> Complete the following:
- A) Retype the part of the Sally Beauty Holdings earnings call that opens with the words containing "To summarize, Sally" and closes with "new store growth.", character for character.
- B) Translate this sentence from the Sally Beauty Holdings earnings call into Spanish: "Consolidated operating earnings in the first quarter increased 22.6% to reach $113.3 million."

> Reading text:

__________________________________________________

To summarize, Sally Beauty Holdings performed very well in the first quarter. We achieved record results across the business and continued our efforts to lower our cost of capital.

Now, Mark will provide more financial detail for the first quarter. Mark?

Mark Flaherty

Thanks Gary. Consolidated net sales for the first quarter were $864.8 million, an increase of 9%. This increase was primarily driven by 7.1% growth in same-store sales and 2.1% in new store growth.

Consolidated gross profit was $421.9 million or 48.8% of sales, a 100 basis point improvement from the fiscal 2011 first quarter. First quarter SG&A expenses were $293 million and represented 33.9% of sales, a 50 basis point improvement from the 2011 first quarter.

Unallocated corporate expenses including share-based compensation were $31.1 million or 3.6% of sales versus the fiscal 2011 first quarter expenses of $26.3 million and 3.3% of sales. For the fiscal year 2012, unallocated corporate expenses, including approximately $18 million in share-based compensation are expected to be in the range of $105 million to $110 million.

Consolidated operating earnings in the first quarter increased 22.6% to reach $113.3 million. Operating margin was up 150 basis points to 13.1%.

The first quarter strong performance was positively impacted by SG&A leverage and higher gross margins in both of our businesses. Interest expense during the quarter totaled $64 million, a year-over-year increase of $34.4 million. During the quarter we closed on our offering of $750 million related to new senior notes priced at six and [seven eights].

We used the proceeds to redeem our high interest rate senior and senior sub notes as well as paid the redemption premiums and unpaid interest. As a result of these transactions, we incurred pretax charges of $39.9 million which is the primary increase included in our interest expense for the first quarter.

__________________________________________________

> Dataset excerpts:
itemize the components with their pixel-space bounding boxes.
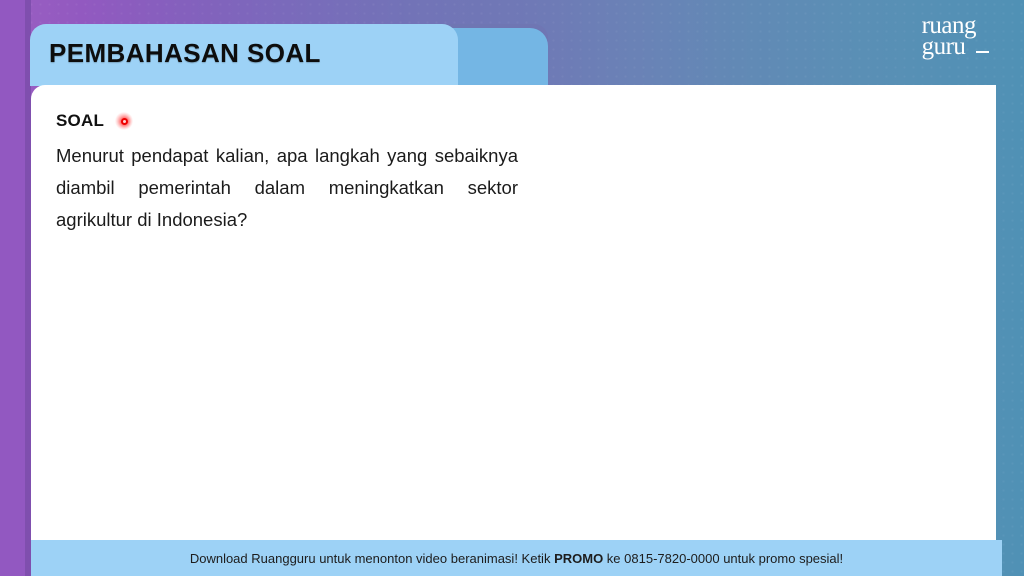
- logo-line-guru-text: guru: [922, 33, 966, 60]
- promo-phone: 0815-7820-0000: [624, 551, 719, 566]
- promo-text-after: untuk promo spesial!: [720, 551, 844, 566]
- left-purple-strip: [0, 0, 25, 576]
- question-text: Menurut pendapat kalian, apa langkah yan…: [56, 140, 518, 236]
- content-card: SOAL Menurut pendapat kalian, apa langka…: [31, 85, 996, 540]
- promo-footer-bar: Download Ruangguru untuk menonton video …: [31, 540, 1002, 576]
- promo-text-before: Download Ruangguru untuk menonton video …: [190, 551, 554, 566]
- content-card-inner: SOAL Menurut pendapat kalian, apa langka…: [56, 110, 956, 236]
- page-title: PEMBAHASAN SOAL: [49, 38, 321, 69]
- promo-footer-text: Download Ruangguru untuk menonton video …: [190, 551, 843, 566]
- record-indicator-core: [121, 118, 128, 125]
- logo-underline-tail: [976, 51, 989, 53]
- promo-keyword: PROMO: [554, 551, 603, 566]
- soal-label: SOAL: [56, 111, 104, 131]
- record-indicator-icon: [115, 112, 133, 130]
- soal-header-row: SOAL: [56, 110, 956, 132]
- promo-text-middle: ke: [603, 551, 624, 566]
- ruangguru-logo: ruang guru: [922, 16, 976, 57]
- logo-line-guru: guru: [922, 37, 976, 58]
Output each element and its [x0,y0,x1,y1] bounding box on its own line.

__________________________________________________

> Exercise solutions:
- A)
To summarize, Sally Beauty Holdings performed very well in the first quarter. We achieved record results across the business and continued our efforts to lower our cost of capital.

Now, Mark will provide more financial detail for the first quarter. Mark?

Mark Flaherty

Thanks Gary. Consolidated net sales for the first quarter were $864.8 million, an increase of 9%. This increase was primarily driven by 7.1% growth in same-store sales and 2.1% in new store growth.

- B) Las ganancias operativas consolidadas del primer trimestre aumentaron un 22.6% hasta alcanzar los 113.3 millones de dólares.